Objective ->
Read through the data and count the lines that contain the string "this"; give only the result.

Dataset items ->
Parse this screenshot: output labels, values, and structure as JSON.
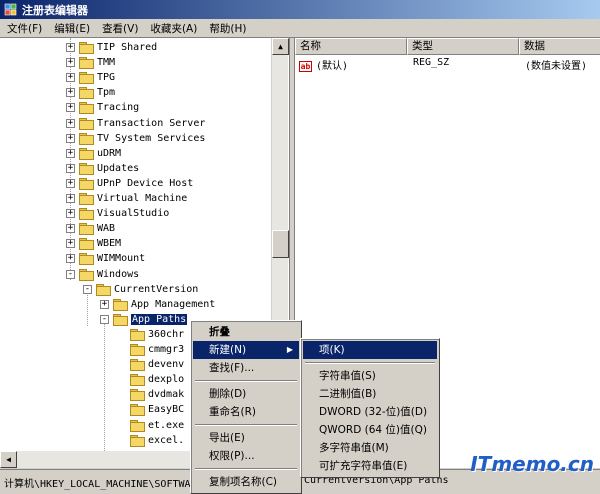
{
  "window": {
    "title": "注册表编辑器"
  },
  "menubar": [
    "文件(F)",
    "编辑(E)",
    "查看(V)",
    "收藏夹(A)",
    "帮助(H)"
  ],
  "tree": [
    {
      "label": "TIP Shared",
      "expand": "+"
    },
    {
      "label": "TMM",
      "expand": "+"
    },
    {
      "label": "TPG",
      "expand": "+"
    },
    {
      "label": "Tpm",
      "expand": "+"
    },
    {
      "label": "Tracing",
      "expand": "+"
    },
    {
      "label": "Transaction Server",
      "expand": "+"
    },
    {
      "label": "TV System Services",
      "expand": "+"
    },
    {
      "label": "uDRM",
      "expand": "+"
    },
    {
      "label": "Updates",
      "expand": "+"
    },
    {
      "label": "UPnP Device Host",
      "expand": "+"
    },
    {
      "label": "Virtual Machine",
      "expand": "+"
    },
    {
      "label": "VisualStudio",
      "expand": "+"
    },
    {
      "label": "WAB",
      "expand": "+"
    },
    {
      "label": "WBEM",
      "expand": "+"
    },
    {
      "label": "WIMMount",
      "expand": "+"
    },
    {
      "label": "Windows",
      "expand": "-"
    },
    {
      "label": "CurrentVersion",
      "expand": "-"
    },
    {
      "label": "App Management",
      "expand": "+"
    },
    {
      "label": "App Paths",
      "expand": "-",
      "selected": true
    },
    {
      "label": "360chr",
      "expand": ""
    },
    {
      "label": "cmmgr3",
      "expand": ""
    },
    {
      "label": "devenv",
      "expand": ""
    },
    {
      "label": "dexplo",
      "expand": ""
    },
    {
      "label": "dvdmak",
      "expand": ""
    },
    {
      "label": "EasyBC",
      "expand": ""
    },
    {
      "label": "et.exe",
      "expand": ""
    },
    {
      "label": "excel.",
      "expand": ""
    }
  ],
  "values_pane": {
    "columns": [
      "名称",
      "类型",
      "数据"
    ],
    "rows": [
      {
        "name": "(默认)",
        "type": "REG_SZ",
        "data": "(数值未设置)"
      }
    ]
  },
  "context_menu": {
    "items": [
      {
        "label": "折叠",
        "bold": true
      },
      {
        "label": "新建(N)",
        "highlighted": true,
        "submenu": true
      },
      {
        "label": "查找(F)..."
      },
      {
        "sep": true
      },
      {
        "label": "删除(D)"
      },
      {
        "label": "重命名(R)"
      },
      {
        "sep": true
      },
      {
        "label": "导出(E)"
      },
      {
        "label": "权限(P)..."
      },
      {
        "sep": true
      },
      {
        "label": "复制项名称(C)"
      }
    ]
  },
  "submenu": {
    "items": [
      {
        "label": "项(K)",
        "highlighted": true
      },
      {
        "sep": true
      },
      {
        "label": "字符串值(S)"
      },
      {
        "label": "二进制值(B)"
      },
      {
        "label": "DWORD (32-位)值(D)"
      },
      {
        "label": "QWORD (64 位)值(Q)"
      },
      {
        "label": "多字符串值(M)"
      },
      {
        "label": "可扩充字符串值(E)"
      }
    ]
  },
  "status_bar": {
    "left": "计算机\\HKEY_LOCAL_MACHINE\\SOFTWA",
    "right": "CurrentVersion\\App Paths"
  },
  "watermark": "ITmemo.cn"
}
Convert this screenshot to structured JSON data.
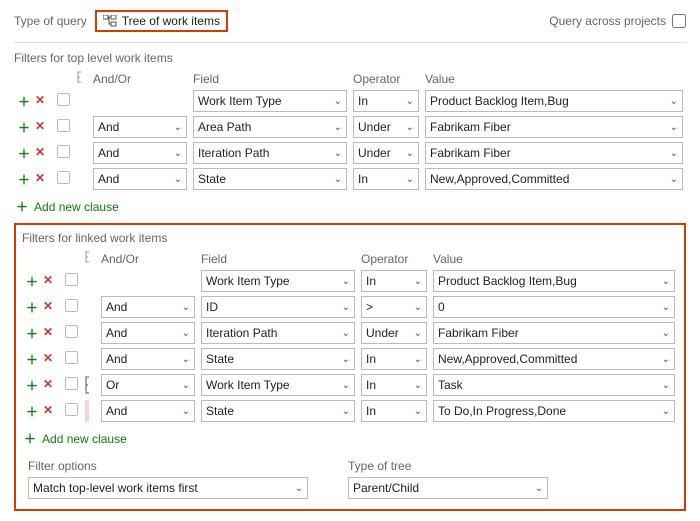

Final result ->
2